The request: Search the material for "Marginal" and show all lines that contain it.

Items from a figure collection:
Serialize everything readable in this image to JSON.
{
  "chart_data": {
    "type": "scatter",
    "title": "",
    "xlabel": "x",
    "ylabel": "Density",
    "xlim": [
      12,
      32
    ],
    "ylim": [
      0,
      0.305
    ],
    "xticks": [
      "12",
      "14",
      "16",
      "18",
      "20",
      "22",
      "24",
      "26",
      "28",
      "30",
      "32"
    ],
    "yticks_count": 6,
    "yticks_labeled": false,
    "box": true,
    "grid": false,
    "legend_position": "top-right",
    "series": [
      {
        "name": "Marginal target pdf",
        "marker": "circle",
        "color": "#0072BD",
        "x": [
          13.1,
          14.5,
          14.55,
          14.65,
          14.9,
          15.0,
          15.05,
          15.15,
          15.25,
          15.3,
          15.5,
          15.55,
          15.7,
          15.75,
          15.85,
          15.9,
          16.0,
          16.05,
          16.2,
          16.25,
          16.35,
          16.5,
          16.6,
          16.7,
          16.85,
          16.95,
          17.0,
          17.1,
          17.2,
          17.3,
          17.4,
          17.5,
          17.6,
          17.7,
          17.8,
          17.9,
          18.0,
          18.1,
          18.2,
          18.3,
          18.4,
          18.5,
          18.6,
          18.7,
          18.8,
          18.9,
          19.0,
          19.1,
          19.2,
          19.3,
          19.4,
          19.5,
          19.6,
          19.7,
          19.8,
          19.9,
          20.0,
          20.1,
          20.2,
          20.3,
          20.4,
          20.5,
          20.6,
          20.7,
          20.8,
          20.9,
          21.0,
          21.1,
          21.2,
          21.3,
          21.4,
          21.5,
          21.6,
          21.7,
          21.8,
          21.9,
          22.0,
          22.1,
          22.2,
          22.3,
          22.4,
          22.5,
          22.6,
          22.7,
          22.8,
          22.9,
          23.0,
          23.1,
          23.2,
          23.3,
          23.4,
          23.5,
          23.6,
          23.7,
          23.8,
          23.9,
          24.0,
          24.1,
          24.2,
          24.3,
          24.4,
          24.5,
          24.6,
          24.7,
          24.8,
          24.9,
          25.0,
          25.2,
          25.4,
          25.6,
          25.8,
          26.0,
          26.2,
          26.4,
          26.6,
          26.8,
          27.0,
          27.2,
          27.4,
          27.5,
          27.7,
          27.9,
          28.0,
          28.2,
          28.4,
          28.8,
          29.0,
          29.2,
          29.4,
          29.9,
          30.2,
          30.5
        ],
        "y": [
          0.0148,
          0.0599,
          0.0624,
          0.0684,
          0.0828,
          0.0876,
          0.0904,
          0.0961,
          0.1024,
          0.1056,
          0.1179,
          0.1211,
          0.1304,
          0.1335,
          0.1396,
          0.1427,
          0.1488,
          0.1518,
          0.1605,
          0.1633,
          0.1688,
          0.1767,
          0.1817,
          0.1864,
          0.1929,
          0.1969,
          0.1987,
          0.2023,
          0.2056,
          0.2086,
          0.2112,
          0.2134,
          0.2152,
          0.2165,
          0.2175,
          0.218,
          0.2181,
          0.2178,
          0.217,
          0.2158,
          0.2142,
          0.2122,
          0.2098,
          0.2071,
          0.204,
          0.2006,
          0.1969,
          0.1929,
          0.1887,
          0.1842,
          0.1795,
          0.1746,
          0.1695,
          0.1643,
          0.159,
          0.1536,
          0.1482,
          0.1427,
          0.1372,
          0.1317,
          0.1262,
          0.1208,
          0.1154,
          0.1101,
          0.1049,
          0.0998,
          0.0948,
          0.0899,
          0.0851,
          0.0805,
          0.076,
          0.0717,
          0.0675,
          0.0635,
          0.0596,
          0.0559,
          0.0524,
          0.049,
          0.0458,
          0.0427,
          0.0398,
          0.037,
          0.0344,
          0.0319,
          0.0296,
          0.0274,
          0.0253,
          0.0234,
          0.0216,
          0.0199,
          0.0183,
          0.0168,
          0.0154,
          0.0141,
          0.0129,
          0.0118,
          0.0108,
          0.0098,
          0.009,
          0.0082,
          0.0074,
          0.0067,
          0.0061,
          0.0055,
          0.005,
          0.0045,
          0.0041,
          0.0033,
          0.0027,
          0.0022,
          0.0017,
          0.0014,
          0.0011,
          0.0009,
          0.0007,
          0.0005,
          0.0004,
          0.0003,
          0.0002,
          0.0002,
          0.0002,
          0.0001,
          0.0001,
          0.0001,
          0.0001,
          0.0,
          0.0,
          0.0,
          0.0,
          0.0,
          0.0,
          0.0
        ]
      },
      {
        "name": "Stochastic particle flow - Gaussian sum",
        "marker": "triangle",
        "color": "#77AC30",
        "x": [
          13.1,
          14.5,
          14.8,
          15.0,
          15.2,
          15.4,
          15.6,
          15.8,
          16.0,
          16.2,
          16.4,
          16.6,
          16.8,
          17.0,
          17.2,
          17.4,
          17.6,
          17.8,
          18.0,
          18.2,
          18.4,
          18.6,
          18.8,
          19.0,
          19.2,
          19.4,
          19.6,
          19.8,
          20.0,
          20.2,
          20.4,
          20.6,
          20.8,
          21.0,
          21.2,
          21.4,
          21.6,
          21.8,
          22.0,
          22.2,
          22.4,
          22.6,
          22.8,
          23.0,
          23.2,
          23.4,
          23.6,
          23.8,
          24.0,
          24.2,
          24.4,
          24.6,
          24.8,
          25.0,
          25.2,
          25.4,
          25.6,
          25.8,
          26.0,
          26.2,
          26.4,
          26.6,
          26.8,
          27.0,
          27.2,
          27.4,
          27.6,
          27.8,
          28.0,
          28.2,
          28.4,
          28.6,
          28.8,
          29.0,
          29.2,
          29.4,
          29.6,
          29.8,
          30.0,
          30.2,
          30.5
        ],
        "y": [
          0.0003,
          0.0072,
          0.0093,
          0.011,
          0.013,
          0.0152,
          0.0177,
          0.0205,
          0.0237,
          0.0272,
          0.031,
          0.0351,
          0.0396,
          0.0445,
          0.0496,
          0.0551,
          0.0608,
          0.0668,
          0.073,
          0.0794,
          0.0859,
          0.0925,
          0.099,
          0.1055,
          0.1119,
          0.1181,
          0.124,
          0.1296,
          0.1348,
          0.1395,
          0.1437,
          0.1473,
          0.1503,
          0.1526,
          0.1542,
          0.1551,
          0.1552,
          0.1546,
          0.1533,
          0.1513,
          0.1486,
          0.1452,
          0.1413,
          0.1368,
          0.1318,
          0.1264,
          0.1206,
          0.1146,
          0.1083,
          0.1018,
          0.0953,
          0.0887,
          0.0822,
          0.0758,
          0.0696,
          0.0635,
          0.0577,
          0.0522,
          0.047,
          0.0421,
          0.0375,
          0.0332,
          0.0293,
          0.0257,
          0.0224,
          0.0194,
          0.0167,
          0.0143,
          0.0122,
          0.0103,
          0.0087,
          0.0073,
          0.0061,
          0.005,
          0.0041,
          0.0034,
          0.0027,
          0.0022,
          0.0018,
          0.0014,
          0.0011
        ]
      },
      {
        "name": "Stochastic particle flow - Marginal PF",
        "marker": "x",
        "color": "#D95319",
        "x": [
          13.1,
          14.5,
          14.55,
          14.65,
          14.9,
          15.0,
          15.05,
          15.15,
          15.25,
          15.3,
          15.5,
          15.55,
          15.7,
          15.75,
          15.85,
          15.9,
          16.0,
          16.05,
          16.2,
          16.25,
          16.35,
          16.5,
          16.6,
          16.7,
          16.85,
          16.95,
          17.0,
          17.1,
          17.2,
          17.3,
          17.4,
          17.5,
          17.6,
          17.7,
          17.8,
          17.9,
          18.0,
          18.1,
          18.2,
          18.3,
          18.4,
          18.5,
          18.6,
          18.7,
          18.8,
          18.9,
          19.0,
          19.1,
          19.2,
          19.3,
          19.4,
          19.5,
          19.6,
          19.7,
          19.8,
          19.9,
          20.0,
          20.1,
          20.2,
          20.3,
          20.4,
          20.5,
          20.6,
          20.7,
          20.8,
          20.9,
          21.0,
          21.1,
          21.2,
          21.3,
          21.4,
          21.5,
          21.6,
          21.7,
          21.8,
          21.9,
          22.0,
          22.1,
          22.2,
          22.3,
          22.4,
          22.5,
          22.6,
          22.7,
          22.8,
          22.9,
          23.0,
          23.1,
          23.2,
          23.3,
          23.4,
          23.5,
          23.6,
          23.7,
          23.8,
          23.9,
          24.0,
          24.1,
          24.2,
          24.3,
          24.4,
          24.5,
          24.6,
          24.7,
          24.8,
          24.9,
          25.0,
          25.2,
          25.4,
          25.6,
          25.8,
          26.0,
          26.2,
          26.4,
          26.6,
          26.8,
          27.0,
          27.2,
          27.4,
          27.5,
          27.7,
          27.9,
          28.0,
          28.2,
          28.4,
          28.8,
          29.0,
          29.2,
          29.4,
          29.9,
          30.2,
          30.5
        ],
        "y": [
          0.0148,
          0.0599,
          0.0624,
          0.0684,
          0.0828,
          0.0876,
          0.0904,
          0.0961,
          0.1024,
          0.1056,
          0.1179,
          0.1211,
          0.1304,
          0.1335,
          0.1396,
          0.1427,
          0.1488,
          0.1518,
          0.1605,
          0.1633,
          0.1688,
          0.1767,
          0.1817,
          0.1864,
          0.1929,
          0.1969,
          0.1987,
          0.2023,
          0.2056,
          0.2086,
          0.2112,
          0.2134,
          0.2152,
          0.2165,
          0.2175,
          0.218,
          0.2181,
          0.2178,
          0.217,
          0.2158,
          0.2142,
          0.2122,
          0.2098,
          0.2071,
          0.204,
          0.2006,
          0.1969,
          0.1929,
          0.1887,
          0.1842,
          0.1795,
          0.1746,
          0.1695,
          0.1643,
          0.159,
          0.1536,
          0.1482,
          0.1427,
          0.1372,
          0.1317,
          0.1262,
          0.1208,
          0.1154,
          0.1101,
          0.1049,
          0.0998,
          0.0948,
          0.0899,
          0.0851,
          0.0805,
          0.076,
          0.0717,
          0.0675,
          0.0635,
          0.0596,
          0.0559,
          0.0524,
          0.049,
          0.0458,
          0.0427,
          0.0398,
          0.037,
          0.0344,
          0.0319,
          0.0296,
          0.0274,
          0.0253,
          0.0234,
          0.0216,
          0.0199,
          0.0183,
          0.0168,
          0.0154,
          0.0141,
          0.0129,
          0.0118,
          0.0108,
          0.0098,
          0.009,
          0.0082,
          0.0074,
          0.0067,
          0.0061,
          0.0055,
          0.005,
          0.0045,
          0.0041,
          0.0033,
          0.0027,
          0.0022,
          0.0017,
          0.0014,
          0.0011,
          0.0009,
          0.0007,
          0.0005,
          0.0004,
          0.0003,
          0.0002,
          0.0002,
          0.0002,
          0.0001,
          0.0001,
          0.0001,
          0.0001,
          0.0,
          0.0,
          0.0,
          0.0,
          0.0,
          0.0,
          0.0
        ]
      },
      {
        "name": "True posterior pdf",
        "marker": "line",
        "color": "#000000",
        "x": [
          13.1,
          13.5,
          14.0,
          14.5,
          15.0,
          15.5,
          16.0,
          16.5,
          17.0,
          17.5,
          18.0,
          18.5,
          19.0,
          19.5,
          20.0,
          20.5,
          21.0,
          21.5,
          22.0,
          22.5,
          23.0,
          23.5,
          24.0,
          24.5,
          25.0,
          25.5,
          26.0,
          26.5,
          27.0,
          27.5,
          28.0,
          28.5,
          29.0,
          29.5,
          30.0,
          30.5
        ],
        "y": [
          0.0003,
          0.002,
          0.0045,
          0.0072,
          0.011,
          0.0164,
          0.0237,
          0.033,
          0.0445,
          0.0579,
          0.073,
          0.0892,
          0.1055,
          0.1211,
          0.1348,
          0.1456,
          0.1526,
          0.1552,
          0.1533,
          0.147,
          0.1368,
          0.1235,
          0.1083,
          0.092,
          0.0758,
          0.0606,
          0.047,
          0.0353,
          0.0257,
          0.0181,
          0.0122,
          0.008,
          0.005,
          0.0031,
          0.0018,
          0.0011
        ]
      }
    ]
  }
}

Answer to this task:
        "name": "Marginal target pdf",
        "name": "Stochastic particle flow - Marginal PF",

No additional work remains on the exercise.